_INSTRUCTIONS TO FOLLOW_
Write the material out again exactly as it stands.

BEGIN ENTRIES

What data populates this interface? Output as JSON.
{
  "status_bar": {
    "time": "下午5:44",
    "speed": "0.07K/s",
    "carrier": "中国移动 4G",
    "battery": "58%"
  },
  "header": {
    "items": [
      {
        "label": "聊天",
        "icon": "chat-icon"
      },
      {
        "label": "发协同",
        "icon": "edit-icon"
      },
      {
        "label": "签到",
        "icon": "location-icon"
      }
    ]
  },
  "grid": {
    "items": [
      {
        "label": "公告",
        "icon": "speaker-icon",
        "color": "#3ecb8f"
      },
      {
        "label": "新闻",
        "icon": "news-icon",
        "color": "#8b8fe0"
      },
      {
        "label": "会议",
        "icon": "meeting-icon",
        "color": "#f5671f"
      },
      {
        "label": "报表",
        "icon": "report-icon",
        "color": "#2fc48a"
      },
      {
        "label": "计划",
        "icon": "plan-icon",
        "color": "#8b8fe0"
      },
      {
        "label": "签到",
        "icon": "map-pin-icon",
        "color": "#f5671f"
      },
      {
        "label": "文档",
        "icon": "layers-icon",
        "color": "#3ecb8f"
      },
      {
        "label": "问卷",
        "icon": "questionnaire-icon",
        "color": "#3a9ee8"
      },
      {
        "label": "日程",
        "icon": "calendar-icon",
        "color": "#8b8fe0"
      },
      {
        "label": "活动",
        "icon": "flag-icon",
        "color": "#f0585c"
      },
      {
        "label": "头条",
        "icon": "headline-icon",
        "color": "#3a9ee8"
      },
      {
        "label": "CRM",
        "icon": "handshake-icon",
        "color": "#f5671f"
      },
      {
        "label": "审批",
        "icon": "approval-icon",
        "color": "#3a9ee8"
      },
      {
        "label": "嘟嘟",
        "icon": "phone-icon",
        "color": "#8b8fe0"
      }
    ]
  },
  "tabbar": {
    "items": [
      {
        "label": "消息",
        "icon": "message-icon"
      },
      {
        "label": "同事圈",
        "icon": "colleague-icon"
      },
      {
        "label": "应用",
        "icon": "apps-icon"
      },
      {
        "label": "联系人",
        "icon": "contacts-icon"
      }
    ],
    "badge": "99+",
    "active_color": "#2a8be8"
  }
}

END ENTRIES

_RESULT OF THIS EXERCISE_
What data populates this interface? Output as JSON.
{
  "status_bar": {
    "time": "下午5:44",
    "speed": "0.07K/s",
    "carrier": "中国移动 4G",
    "battery": "58%"
  },
  "header": {
    "items": [
      {
        "label": "聊天",
        "icon": "chat-icon"
      },
      {
        "label": "发协同",
        "icon": "edit-icon"
      },
      {
        "label": "签到",
        "icon": "location-icon"
      }
    ]
  },
  "grid": {
    "items": [
      {
        "label": "公告",
        "icon": "speaker-icon",
        "color": "#3ecb8f"
      },
      {
        "label": "新闻",
        "icon": "news-icon",
        "color": "#8b8fe0"
      },
      {
        "label": "会议",
        "icon": "meeting-icon",
        "color": "#f5671f"
      },
      {
        "label": "报表",
        "icon": "report-icon",
        "color": "#2fc48a"
      },
      {
        "label": "计划",
        "icon": "plan-icon",
        "color": "#8b8fe0"
      },
      {
        "label": "签到",
        "icon": "map-pin-icon",
        "color": "#f5671f"
      },
      {
        "label": "文档",
        "icon": "layers-icon",
        "color": "#3ecb8f"
      },
      {
        "label": "问卷",
        "icon": "questionnaire-icon",
        "color": "#3a9ee8"
      },
      {
        "label": "日程",
        "icon": "calendar-icon",
        "color": "#8b8fe0"
      },
      {
        "label": "活动",
        "icon": "flag-icon",
        "color": "#f0585c"
      },
      {
        "label": "头条",
        "icon": "headline-icon",
        "color": "#3a9ee8"
      },
      {
        "label": "CRM",
        "icon": "handshake-icon",
        "color": "#f5671f"
      },
      {
        "label": "审批",
        "icon": "approval-icon",
        "color": "#3a9ee8"
      },
      {
        "label": "嘟嘟",
        "icon": "phone-icon",
        "color": "#8b8fe0"
      }
    ]
  },
  "tabbar": {
    "items": [
      {
        "label": "消息",
        "icon": "message-icon"
      },
      {
        "label": "同事圈",
        "icon": "colleague-icon"
      },
      {
        "label": "应用",
        "icon": "apps-icon"
      },
      {
        "label": "联系人",
        "icon": "contacts-icon"
      }
    ],
    "badge": "99+",
    "active_color": "#2a8be8"
  }
}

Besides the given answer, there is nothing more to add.